Items from a figure collection:
## start

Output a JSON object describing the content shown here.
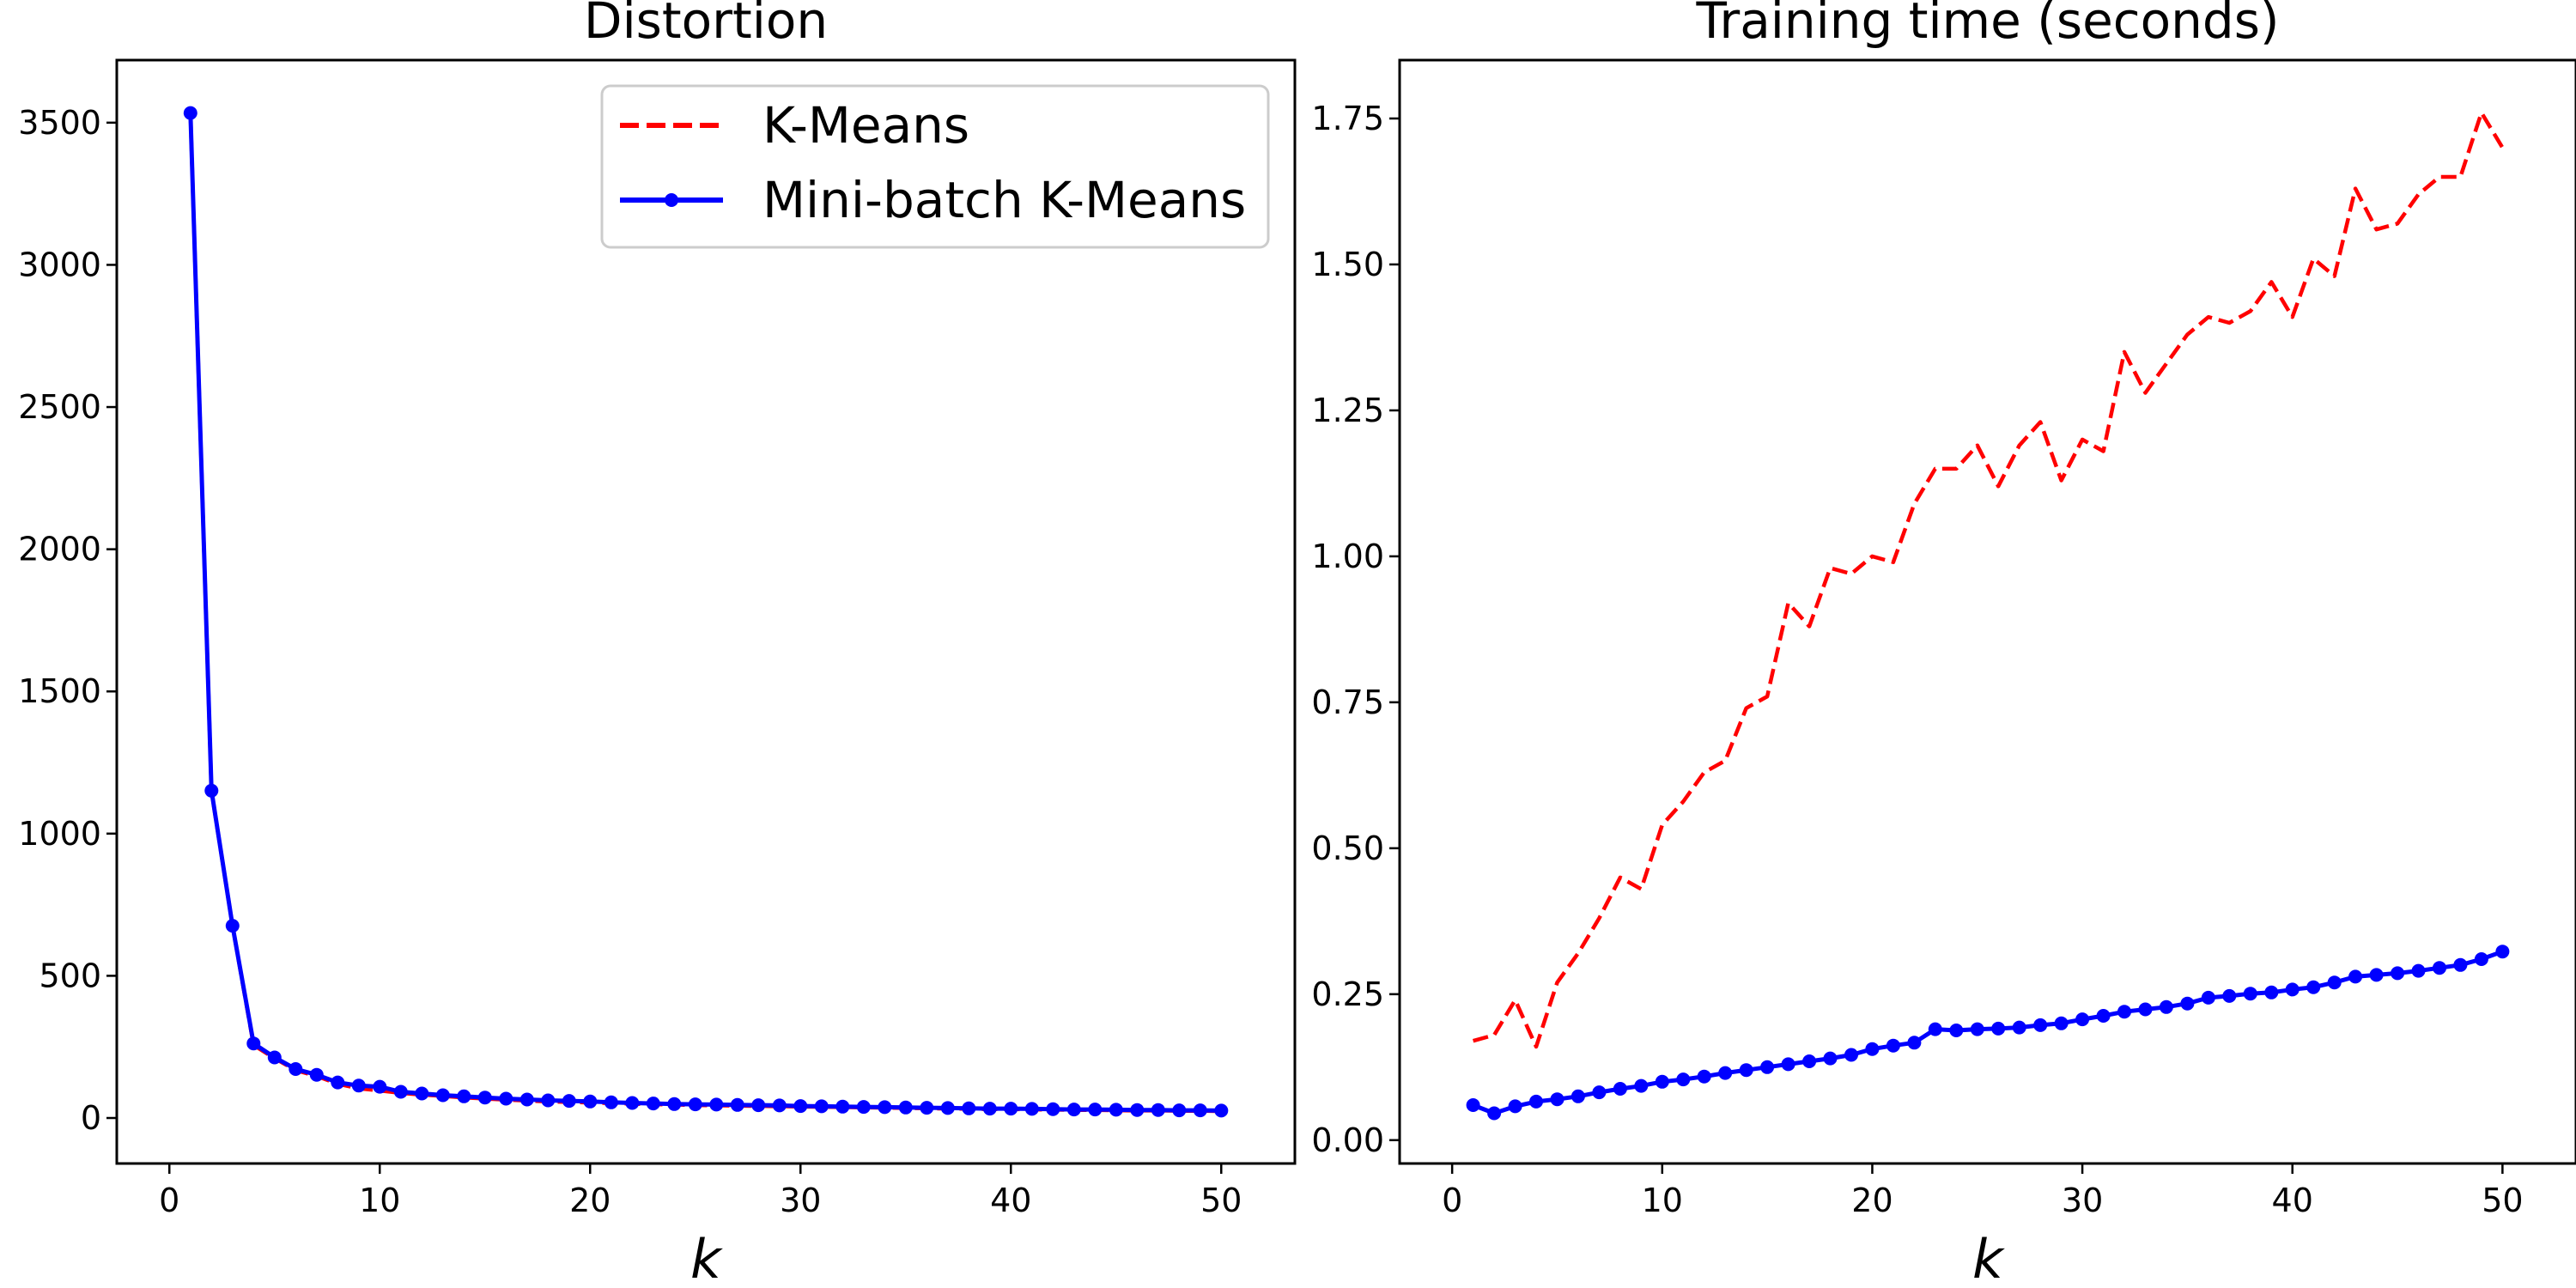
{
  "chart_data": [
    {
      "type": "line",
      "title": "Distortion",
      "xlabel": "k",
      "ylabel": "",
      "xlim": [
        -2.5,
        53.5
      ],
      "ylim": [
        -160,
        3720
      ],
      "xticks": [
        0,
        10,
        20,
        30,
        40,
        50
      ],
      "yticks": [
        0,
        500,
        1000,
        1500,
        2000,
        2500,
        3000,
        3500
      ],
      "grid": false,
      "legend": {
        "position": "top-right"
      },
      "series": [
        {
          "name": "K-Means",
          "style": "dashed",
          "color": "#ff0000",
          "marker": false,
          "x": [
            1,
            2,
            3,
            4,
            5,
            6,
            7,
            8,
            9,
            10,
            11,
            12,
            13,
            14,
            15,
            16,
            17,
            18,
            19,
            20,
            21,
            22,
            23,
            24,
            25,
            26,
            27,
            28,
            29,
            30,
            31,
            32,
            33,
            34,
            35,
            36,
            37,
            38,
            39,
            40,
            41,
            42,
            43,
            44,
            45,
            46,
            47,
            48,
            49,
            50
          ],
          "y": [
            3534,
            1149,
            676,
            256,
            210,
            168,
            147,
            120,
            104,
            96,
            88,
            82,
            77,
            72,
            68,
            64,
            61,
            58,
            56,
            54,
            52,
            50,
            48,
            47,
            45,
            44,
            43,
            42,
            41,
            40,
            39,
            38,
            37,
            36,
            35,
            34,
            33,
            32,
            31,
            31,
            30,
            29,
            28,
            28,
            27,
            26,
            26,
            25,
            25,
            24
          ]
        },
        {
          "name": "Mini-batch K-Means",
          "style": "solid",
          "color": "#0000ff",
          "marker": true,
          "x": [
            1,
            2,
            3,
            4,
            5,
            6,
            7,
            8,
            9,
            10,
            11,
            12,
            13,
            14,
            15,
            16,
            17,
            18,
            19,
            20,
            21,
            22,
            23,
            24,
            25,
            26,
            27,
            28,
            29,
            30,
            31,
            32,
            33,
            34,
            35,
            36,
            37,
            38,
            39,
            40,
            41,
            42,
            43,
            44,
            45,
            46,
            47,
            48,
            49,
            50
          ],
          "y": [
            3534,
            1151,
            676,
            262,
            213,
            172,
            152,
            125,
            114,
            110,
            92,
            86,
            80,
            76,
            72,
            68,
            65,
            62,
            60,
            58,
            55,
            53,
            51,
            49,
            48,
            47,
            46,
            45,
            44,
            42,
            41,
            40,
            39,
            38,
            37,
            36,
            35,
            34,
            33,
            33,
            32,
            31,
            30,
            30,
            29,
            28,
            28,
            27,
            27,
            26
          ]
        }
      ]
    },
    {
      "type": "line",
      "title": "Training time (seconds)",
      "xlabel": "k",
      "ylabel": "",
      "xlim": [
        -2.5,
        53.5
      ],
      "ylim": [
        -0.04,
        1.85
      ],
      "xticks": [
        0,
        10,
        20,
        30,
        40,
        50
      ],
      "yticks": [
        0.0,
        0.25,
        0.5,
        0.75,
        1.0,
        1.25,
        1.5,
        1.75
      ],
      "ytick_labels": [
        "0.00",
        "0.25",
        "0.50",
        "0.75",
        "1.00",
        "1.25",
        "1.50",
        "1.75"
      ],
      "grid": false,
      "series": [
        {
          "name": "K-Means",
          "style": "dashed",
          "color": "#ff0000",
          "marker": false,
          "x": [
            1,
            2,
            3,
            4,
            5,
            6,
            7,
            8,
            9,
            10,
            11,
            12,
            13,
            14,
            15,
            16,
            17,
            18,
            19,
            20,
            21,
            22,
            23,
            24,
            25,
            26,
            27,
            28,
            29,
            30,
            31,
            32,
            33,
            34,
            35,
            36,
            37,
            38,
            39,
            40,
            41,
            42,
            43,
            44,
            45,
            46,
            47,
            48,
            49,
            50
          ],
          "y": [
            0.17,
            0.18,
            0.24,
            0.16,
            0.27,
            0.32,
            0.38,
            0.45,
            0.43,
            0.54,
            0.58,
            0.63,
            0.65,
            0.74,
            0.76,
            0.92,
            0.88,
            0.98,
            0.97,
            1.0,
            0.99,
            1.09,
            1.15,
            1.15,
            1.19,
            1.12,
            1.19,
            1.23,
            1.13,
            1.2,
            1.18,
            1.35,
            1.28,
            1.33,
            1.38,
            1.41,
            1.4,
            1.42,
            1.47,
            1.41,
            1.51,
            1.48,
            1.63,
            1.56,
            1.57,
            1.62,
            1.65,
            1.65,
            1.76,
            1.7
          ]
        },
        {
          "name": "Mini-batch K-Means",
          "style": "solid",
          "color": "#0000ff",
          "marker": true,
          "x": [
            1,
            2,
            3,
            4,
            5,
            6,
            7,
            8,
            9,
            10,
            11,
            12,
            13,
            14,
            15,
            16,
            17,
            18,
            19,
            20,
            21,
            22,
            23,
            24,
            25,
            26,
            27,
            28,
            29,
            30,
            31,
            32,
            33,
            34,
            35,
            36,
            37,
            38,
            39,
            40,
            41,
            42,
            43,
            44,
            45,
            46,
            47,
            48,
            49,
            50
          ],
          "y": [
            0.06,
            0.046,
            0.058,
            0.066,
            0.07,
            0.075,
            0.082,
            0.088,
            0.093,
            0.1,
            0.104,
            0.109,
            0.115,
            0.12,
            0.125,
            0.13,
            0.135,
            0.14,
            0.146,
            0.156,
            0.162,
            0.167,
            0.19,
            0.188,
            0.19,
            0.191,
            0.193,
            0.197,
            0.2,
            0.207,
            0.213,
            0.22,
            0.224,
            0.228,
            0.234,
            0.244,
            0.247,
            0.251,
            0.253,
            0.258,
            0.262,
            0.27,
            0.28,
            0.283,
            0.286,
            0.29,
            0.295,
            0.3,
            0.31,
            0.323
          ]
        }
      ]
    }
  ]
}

## end

What the task requires:
From the entries above, output every line exactly and omit any image.

Output for this exercise:
Output a JSON object describing the content shown here.
{
  "chart_data": [
    {
      "type": "line",
      "title": "Distortion",
      "xlabel": "k",
      "ylabel": "",
      "xlim": [
        -2.5,
        53.5
      ],
      "ylim": [
        -160,
        3720
      ],
      "xticks": [
        0,
        10,
        20,
        30,
        40,
        50
      ],
      "yticks": [
        0,
        500,
        1000,
        1500,
        2000,
        2500,
        3000,
        3500
      ],
      "grid": false,
      "legend": {
        "position": "top-right"
      },
      "series": [
        {
          "name": "K-Means",
          "style": "dashed",
          "color": "#ff0000",
          "marker": false,
          "x": [
            1,
            2,
            3,
            4,
            5,
            6,
            7,
            8,
            9,
            10,
            11,
            12,
            13,
            14,
            15,
            16,
            17,
            18,
            19,
            20,
            21,
            22,
            23,
            24,
            25,
            26,
            27,
            28,
            29,
            30,
            31,
            32,
            33,
            34,
            35,
            36,
            37,
            38,
            39,
            40,
            41,
            42,
            43,
            44,
            45,
            46,
            47,
            48,
            49,
            50
          ],
          "y": [
            3534,
            1149,
            676,
            256,
            210,
            168,
            147,
            120,
            104,
            96,
            88,
            82,
            77,
            72,
            68,
            64,
            61,
            58,
            56,
            54,
            52,
            50,
            48,
            47,
            45,
            44,
            43,
            42,
            41,
            40,
            39,
            38,
            37,
            36,
            35,
            34,
            33,
            32,
            31,
            31,
            30,
            29,
            28,
            28,
            27,
            26,
            26,
            25,
            25,
            24
          ]
        },
        {
          "name": "Mini-batch K-Means",
          "style": "solid",
          "color": "#0000ff",
          "marker": true,
          "x": [
            1,
            2,
            3,
            4,
            5,
            6,
            7,
            8,
            9,
            10,
            11,
            12,
            13,
            14,
            15,
            16,
            17,
            18,
            19,
            20,
            21,
            22,
            23,
            24,
            25,
            26,
            27,
            28,
            29,
            30,
            31,
            32,
            33,
            34,
            35,
            36,
            37,
            38,
            39,
            40,
            41,
            42,
            43,
            44,
            45,
            46,
            47,
            48,
            49,
            50
          ],
          "y": [
            3534,
            1151,
            676,
            262,
            213,
            172,
            152,
            125,
            114,
            110,
            92,
            86,
            80,
            76,
            72,
            68,
            65,
            62,
            60,
            58,
            55,
            53,
            51,
            49,
            48,
            47,
            46,
            45,
            44,
            42,
            41,
            40,
            39,
            38,
            37,
            36,
            35,
            34,
            33,
            33,
            32,
            31,
            30,
            30,
            29,
            28,
            28,
            27,
            27,
            26
          ]
        }
      ]
    },
    {
      "type": "line",
      "title": "Training time (seconds)",
      "xlabel": "k",
      "ylabel": "",
      "xlim": [
        -2.5,
        53.5
      ],
      "ylim": [
        -0.04,
        1.85
      ],
      "xticks": [
        0,
        10,
        20,
        30,
        40,
        50
      ],
      "yticks": [
        0.0,
        0.25,
        0.5,
        0.75,
        1.0,
        1.25,
        1.5,
        1.75
      ],
      "ytick_labels": [
        "0.00",
        "0.25",
        "0.50",
        "0.75",
        "1.00",
        "1.25",
        "1.50",
        "1.75"
      ],
      "grid": false,
      "series": [
        {
          "name": "K-Means",
          "style": "dashed",
          "color": "#ff0000",
          "marker": false,
          "x": [
            1,
            2,
            3,
            4,
            5,
            6,
            7,
            8,
            9,
            10,
            11,
            12,
            13,
            14,
            15,
            16,
            17,
            18,
            19,
            20,
            21,
            22,
            23,
            24,
            25,
            26,
            27,
            28,
            29,
            30,
            31,
            32,
            33,
            34,
            35,
            36,
            37,
            38,
            39,
            40,
            41,
            42,
            43,
            44,
            45,
            46,
            47,
            48,
            49,
            50
          ],
          "y": [
            0.17,
            0.18,
            0.24,
            0.16,
            0.27,
            0.32,
            0.38,
            0.45,
            0.43,
            0.54,
            0.58,
            0.63,
            0.65,
            0.74,
            0.76,
            0.92,
            0.88,
            0.98,
            0.97,
            1.0,
            0.99,
            1.09,
            1.15,
            1.15,
            1.19,
            1.12,
            1.19,
            1.23,
            1.13,
            1.2,
            1.18,
            1.35,
            1.28,
            1.33,
            1.38,
            1.41,
            1.4,
            1.42,
            1.47,
            1.41,
            1.51,
            1.48,
            1.63,
            1.56,
            1.57,
            1.62,
            1.65,
            1.65,
            1.76,
            1.7
          ]
        },
        {
          "name": "Mini-batch K-Means",
          "style": "solid",
          "color": "#0000ff",
          "marker": true,
          "x": [
            1,
            2,
            3,
            4,
            5,
            6,
            7,
            8,
            9,
            10,
            11,
            12,
            13,
            14,
            15,
            16,
            17,
            18,
            19,
            20,
            21,
            22,
            23,
            24,
            25,
            26,
            27,
            28,
            29,
            30,
            31,
            32,
            33,
            34,
            35,
            36,
            37,
            38,
            39,
            40,
            41,
            42,
            43,
            44,
            45,
            46,
            47,
            48,
            49,
            50
          ],
          "y": [
            0.06,
            0.046,
            0.058,
            0.066,
            0.07,
            0.075,
            0.082,
            0.088,
            0.093,
            0.1,
            0.104,
            0.109,
            0.115,
            0.12,
            0.125,
            0.13,
            0.135,
            0.14,
            0.146,
            0.156,
            0.162,
            0.167,
            0.19,
            0.188,
            0.19,
            0.191,
            0.193,
            0.197,
            0.2,
            0.207,
            0.213,
            0.22,
            0.224,
            0.228,
            0.234,
            0.244,
            0.247,
            0.251,
            0.253,
            0.258,
            0.262,
            0.27,
            0.28,
            0.283,
            0.286,
            0.29,
            0.295,
            0.3,
            0.31,
            0.323
          ]
        }
      ]
    }
  ]
}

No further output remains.